- [Provided records]
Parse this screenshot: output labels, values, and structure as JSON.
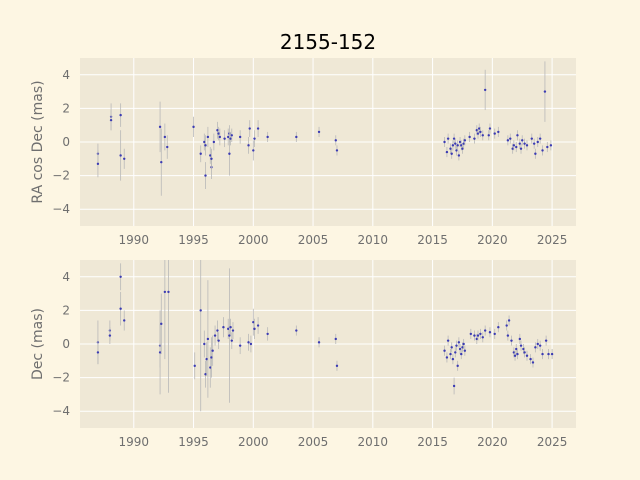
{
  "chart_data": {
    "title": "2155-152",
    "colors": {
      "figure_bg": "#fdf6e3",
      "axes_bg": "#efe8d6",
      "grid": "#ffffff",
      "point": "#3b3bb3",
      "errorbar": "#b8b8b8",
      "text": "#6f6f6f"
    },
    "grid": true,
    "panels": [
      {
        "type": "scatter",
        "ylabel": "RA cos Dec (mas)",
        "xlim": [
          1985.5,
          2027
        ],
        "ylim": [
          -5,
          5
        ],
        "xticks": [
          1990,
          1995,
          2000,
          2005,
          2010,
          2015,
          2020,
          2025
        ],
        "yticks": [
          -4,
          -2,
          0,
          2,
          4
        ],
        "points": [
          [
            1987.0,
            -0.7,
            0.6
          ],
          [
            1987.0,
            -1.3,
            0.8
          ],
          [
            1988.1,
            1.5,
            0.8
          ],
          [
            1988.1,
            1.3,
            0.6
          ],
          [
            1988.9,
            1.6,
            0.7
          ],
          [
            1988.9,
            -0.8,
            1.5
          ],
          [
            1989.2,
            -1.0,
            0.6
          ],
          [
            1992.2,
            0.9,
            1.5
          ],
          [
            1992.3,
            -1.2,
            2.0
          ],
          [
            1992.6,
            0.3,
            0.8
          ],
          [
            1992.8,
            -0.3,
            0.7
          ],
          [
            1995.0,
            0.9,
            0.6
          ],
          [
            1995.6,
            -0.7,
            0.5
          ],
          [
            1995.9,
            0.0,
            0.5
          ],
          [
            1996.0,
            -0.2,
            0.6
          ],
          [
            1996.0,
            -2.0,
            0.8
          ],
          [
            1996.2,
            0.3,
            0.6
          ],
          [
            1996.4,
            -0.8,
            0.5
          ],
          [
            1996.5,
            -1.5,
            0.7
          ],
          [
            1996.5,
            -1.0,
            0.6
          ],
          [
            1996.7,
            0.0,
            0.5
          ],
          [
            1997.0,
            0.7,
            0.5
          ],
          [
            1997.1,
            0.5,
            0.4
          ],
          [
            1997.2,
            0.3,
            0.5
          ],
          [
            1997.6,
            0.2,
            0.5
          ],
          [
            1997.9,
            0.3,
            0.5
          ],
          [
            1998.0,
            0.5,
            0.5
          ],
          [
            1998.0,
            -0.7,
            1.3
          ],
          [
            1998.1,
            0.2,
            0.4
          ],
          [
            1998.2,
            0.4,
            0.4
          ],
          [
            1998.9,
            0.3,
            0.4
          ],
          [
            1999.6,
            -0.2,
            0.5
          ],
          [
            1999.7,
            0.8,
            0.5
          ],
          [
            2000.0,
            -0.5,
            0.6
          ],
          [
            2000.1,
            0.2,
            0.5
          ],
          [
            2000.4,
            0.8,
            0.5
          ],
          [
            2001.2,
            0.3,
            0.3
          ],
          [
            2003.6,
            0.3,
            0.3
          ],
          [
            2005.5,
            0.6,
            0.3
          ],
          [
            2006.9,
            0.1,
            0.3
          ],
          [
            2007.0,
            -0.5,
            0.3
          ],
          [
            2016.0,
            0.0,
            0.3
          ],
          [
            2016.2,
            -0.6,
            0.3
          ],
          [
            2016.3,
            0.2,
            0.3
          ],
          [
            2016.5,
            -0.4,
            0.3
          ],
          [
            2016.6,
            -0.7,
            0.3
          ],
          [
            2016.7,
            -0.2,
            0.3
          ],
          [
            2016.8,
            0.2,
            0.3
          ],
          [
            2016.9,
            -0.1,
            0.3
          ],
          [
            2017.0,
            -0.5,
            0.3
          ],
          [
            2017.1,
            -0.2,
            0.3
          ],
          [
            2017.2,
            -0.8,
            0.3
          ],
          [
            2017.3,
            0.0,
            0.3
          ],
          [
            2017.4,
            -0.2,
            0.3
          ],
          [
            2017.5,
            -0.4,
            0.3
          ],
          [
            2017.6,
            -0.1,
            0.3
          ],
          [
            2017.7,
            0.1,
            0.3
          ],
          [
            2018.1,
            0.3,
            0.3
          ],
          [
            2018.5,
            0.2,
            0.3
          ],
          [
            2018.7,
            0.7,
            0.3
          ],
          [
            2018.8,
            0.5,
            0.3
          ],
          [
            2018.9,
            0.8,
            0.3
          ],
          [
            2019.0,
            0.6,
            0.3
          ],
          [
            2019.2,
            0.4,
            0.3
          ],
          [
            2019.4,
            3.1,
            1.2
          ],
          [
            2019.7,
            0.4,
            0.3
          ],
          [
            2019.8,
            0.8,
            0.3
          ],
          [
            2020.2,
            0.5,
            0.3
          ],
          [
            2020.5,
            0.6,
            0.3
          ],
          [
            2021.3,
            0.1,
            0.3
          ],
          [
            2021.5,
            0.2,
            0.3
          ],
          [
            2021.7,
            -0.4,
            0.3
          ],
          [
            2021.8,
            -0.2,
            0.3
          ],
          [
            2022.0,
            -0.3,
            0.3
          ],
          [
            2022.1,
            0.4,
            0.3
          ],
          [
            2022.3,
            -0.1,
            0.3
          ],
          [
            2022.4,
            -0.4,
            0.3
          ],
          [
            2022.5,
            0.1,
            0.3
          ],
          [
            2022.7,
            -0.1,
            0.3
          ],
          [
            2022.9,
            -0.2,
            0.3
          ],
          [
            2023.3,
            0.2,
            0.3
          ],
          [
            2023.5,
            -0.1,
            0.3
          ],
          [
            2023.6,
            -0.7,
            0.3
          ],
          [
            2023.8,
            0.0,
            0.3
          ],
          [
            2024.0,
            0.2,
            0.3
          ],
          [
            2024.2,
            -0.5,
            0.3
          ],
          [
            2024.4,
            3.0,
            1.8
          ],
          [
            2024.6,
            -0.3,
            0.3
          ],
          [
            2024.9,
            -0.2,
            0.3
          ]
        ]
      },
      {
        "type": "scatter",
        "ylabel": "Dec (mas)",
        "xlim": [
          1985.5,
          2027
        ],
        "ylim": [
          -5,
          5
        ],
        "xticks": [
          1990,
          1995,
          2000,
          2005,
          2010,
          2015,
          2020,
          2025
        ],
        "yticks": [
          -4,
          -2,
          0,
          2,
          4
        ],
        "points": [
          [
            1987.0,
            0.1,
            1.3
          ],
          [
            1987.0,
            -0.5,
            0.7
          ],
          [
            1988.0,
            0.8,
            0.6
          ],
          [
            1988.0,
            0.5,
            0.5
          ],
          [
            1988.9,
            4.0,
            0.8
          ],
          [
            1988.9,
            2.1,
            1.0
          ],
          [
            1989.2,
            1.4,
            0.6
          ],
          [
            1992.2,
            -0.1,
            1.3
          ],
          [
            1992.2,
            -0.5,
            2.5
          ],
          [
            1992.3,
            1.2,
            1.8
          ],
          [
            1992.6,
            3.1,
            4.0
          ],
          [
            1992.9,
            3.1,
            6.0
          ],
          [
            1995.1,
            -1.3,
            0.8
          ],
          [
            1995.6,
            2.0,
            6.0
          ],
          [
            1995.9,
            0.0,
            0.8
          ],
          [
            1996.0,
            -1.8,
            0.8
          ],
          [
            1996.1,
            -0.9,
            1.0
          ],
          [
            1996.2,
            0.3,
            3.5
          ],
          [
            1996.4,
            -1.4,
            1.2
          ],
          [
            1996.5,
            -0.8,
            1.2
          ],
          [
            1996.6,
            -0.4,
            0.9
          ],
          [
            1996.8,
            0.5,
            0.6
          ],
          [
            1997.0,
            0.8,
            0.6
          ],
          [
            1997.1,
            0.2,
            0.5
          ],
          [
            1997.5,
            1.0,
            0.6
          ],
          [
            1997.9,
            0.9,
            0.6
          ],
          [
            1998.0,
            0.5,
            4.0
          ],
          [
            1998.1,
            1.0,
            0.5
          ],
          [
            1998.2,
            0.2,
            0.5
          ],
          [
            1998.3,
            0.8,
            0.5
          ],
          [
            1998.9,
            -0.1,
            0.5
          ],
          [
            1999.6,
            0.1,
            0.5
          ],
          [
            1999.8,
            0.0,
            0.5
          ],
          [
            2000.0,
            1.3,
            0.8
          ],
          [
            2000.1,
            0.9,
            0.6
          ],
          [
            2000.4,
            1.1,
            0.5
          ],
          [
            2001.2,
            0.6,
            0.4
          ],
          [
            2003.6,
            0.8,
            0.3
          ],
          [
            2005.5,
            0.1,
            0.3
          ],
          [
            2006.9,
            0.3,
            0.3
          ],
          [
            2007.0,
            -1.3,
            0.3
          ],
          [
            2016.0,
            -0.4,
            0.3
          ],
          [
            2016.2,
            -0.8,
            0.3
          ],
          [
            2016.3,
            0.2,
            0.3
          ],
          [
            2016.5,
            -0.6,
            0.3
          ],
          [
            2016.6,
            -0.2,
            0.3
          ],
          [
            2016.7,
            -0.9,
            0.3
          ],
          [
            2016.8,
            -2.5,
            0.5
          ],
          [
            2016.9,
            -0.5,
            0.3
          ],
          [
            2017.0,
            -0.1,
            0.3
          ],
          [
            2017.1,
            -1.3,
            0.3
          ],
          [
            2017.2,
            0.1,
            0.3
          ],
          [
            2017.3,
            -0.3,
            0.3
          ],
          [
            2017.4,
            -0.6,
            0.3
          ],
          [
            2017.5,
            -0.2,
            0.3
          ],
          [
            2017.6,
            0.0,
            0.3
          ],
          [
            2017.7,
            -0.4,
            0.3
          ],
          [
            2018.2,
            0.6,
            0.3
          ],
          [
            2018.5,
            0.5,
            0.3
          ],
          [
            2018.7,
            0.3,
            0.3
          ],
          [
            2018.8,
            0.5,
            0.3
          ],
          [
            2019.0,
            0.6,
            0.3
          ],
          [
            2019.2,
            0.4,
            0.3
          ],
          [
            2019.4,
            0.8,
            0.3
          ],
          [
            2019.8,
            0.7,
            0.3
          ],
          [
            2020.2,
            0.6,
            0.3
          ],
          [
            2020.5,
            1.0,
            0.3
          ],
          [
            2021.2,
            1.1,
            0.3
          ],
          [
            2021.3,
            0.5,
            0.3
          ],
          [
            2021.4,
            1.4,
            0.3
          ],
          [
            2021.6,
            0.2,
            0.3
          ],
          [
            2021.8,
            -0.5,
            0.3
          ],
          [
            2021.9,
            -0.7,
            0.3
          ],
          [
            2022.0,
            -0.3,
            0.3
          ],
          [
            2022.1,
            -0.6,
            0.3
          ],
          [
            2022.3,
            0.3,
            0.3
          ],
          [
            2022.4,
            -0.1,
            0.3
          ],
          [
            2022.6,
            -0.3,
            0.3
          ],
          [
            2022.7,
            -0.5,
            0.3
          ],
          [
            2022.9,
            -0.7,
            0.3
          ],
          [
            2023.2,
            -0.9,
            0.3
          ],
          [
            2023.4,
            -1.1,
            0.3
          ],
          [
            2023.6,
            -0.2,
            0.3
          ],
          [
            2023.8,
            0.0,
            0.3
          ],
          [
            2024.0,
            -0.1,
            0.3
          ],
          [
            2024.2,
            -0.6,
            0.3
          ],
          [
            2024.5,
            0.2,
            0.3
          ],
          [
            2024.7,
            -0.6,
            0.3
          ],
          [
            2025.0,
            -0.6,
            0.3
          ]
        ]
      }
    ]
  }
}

---

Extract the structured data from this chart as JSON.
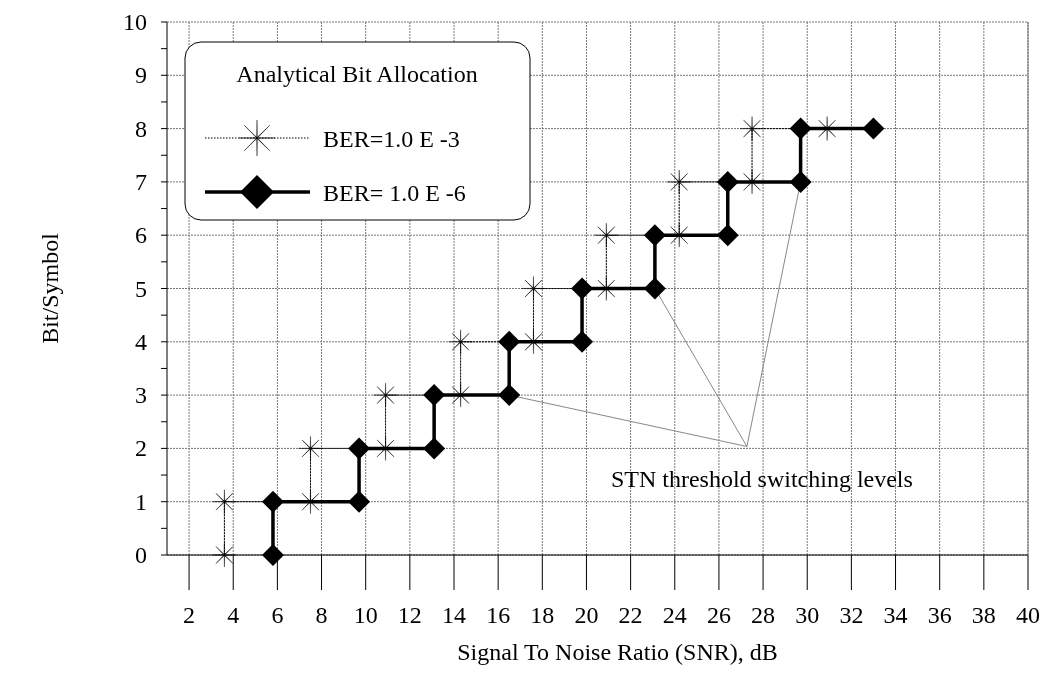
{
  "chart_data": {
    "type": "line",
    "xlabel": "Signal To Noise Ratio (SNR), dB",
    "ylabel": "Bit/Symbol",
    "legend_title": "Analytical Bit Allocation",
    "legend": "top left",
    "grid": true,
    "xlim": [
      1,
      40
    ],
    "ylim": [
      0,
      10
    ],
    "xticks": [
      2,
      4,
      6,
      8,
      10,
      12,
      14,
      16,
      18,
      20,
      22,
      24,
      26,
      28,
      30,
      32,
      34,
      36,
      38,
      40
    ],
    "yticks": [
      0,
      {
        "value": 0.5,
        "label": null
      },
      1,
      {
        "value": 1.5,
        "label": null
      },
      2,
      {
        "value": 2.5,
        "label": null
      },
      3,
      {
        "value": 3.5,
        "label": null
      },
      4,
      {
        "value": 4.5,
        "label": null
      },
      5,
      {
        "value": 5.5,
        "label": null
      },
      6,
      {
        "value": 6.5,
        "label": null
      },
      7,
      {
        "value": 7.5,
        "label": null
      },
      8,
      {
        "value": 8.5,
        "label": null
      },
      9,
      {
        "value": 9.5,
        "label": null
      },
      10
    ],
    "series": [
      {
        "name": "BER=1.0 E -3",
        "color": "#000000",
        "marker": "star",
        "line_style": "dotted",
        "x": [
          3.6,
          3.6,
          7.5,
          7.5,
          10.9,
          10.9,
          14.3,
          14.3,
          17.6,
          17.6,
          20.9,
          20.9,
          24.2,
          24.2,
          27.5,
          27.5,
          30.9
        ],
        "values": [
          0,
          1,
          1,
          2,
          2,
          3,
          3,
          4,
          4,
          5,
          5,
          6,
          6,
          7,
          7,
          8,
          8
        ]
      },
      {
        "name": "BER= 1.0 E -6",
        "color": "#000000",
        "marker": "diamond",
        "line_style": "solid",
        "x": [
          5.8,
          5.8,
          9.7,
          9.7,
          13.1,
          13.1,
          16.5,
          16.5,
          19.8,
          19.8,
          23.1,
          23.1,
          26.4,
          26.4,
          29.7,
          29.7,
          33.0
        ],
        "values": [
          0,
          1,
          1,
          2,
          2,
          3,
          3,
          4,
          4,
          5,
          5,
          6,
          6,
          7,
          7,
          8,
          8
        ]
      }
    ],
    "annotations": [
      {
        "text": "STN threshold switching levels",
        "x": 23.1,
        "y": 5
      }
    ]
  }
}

- [Aim of the exercise]
Find every line holding the word "JSON"; give their count and nothing else.

- [Complete output]
2